Exercise description.
Please output every line of the material as it stands, without the pictures.

Records shown.
───
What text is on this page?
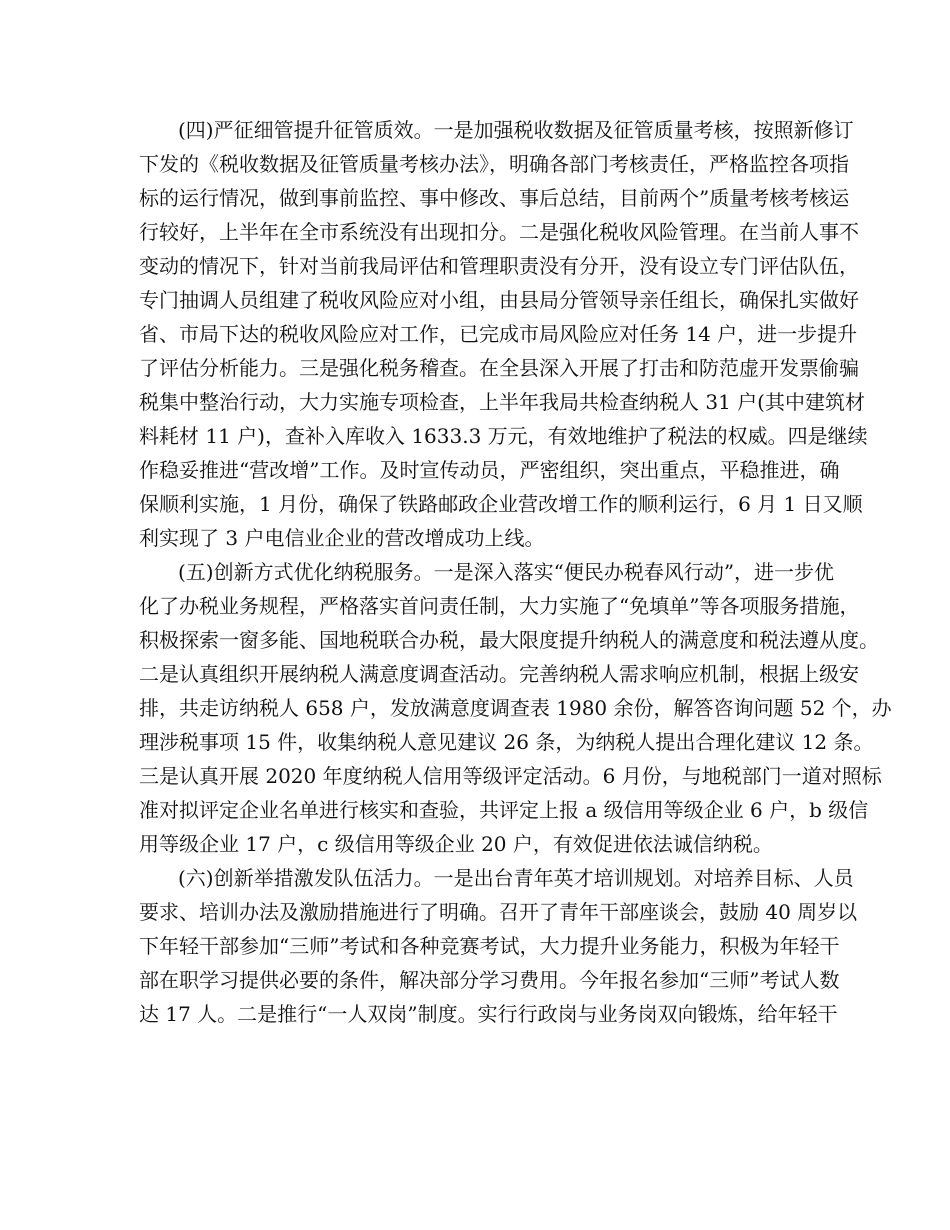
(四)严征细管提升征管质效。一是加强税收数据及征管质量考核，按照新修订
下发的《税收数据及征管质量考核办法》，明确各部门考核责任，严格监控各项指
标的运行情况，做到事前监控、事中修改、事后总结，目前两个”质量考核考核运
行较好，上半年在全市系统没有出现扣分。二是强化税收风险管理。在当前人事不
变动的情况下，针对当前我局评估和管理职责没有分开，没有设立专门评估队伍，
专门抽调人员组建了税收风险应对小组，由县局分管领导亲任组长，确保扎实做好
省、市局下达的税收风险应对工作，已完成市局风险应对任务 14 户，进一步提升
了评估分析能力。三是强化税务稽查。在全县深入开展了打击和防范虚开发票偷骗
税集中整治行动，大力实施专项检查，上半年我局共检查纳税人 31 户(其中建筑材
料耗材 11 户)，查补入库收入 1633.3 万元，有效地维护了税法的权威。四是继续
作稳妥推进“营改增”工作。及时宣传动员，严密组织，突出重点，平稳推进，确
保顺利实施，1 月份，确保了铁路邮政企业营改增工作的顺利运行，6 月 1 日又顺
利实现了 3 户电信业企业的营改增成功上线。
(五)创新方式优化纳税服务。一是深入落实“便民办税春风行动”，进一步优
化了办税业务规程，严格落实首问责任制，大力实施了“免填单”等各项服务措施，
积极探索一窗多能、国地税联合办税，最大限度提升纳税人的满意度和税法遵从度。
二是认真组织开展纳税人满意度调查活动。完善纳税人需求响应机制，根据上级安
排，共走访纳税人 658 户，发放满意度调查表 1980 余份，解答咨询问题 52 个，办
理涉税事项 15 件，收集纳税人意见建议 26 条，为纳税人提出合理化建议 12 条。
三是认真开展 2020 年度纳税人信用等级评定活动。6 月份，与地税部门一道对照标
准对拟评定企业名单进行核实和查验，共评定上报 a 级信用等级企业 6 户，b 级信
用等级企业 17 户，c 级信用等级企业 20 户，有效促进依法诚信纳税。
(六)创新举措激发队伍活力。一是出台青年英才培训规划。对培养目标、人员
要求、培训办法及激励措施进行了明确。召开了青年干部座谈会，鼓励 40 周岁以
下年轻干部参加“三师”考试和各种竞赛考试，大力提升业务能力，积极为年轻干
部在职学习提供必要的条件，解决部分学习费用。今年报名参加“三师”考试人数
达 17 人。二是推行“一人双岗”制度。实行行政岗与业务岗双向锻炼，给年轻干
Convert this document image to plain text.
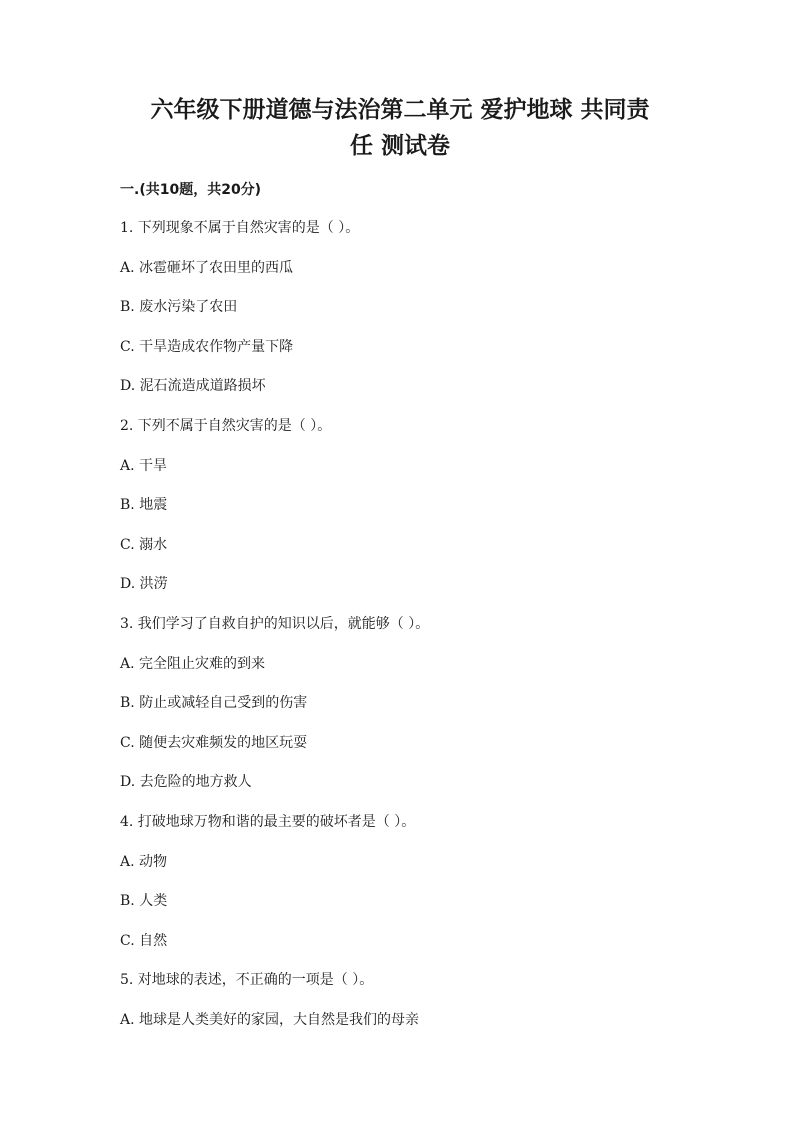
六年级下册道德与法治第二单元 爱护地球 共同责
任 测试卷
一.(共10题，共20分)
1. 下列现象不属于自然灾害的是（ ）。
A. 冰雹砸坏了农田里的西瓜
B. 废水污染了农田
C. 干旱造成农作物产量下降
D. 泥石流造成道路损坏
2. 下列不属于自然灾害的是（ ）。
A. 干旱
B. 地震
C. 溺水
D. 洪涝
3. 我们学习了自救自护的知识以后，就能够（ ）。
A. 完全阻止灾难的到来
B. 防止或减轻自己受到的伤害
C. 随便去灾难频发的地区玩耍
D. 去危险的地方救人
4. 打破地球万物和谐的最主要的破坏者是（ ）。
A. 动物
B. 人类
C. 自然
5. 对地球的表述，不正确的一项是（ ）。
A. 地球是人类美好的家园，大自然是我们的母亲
───
Written reply.
What text is on this page?
(四)严征细管提升征管质效。一是加强税收数据及征管质量考核，按照新修订
下发的《税收数据及征管质量考核办法》，明确各部门考核责任，严格监控各项指
标的运行情况，做到事前监控、事中修改、事后总结，目前两个”质量考核考核运
行较好，上半年在全市系统没有出现扣分。二是强化税收风险管理。在当前人事不
变动的情况下，针对当前我局评估和管理职责没有分开，没有设立专门评估队伍，
专门抽调人员组建了税收风险应对小组，由县局分管领导亲任组长，确保扎实做好
省、市局下达的税收风险应对工作，已完成市局风险应对任务 14 户，进一步提升
了评估分析能力。三是强化税务稽查。在全县深入开展了打击和防范虚开发票偷骗
税集中整治行动，大力实施专项检查，上半年我局共检查纳税人 31 户(其中建筑材
料耗材 11 户)，查补入库收入 1633.3 万元，有效地维护了税法的权威。四是继续
作稳妥推进“营改增”工作。及时宣传动员，严密组织，突出重点，平稳推进，确
保顺利实施，1 月份，确保了铁路邮政企业营改增工作的顺利运行，6 月 1 日又顺
利实现了 3 户电信业企业的营改增成功上线。
(五)创新方式优化纳税服务。一是深入落实“便民办税春风行动”，进一步优
化了办税业务规程，严格落实首问责任制，大力实施了“免填单”等各项服务措施，
积极探索一窗多能、国地税联合办税，最大限度提升纳税人的满意度和税法遵从度。
二是认真组织开展纳税人满意度调查活动。完善纳税人需求响应机制，根据上级安
排，共走访纳税人 658 户，发放满意度调查表 1980 余份，解答咨询问题 52 个，办
理涉税事项 15 件，收集纳税人意见建议 26 条，为纳税人提出合理化建议 12 条。
三是认真开展 2020 年度纳税人信用等级评定活动。6 月份，与地税部门一道对照标
准对拟评定企业名单进行核实和查验，共评定上报 a 级信用等级企业 6 户，b 级信
用等级企业 17 户，c 级信用等级企业 20 户，有效促进依法诚信纳税。
(六)创新举措激发队伍活力。一是出台青年英才培训规划。对培养目标、人员
要求、培训办法及激励措施进行了明确。召开了青年干部座谈会，鼓励 40 周岁以
下年轻干部参加“三师”考试和各种竞赛考试，大力提升业务能力，积极为年轻干
部在职学习提供必要的条件，解决部分学习费用。今年报名参加“三师”考试人数
达 17 人。二是推行“一人双岗”制度。实行行政岗与业务岗双向锻炼，给年轻干
Convert this document image to plain text.
六年级下册道德与法治第二单元 爱护地球 共同责
任 测试卷
一.(共10题，共20分)
1. 下列现象不属于自然灾害的是（ ）。
A. 冰雹砸坏了农田里的西瓜
B. 废水污染了农田
C. 干旱造成农作物产量下降
D. 泥石流造成道路损坏
2. 下列不属于自然灾害的是（ ）。
A. 干旱
B. 地震
C. 溺水
D. 洪涝
3. 我们学习了自救自护的知识以后，就能够（ ）。
A. 完全阻止灾难的到来
B. 防止或减轻自己受到的伤害
C. 随便去灾难频发的地区玩耍
D. 去危险的地方救人
4. 打破地球万物和谐的最主要的破坏者是（ ）。
A. 动物
B. 人类
C. 自然
5. 对地球的表述，不正确的一项是（ ）。
A. 地球是人类美好的家园，大自然是我们的母亲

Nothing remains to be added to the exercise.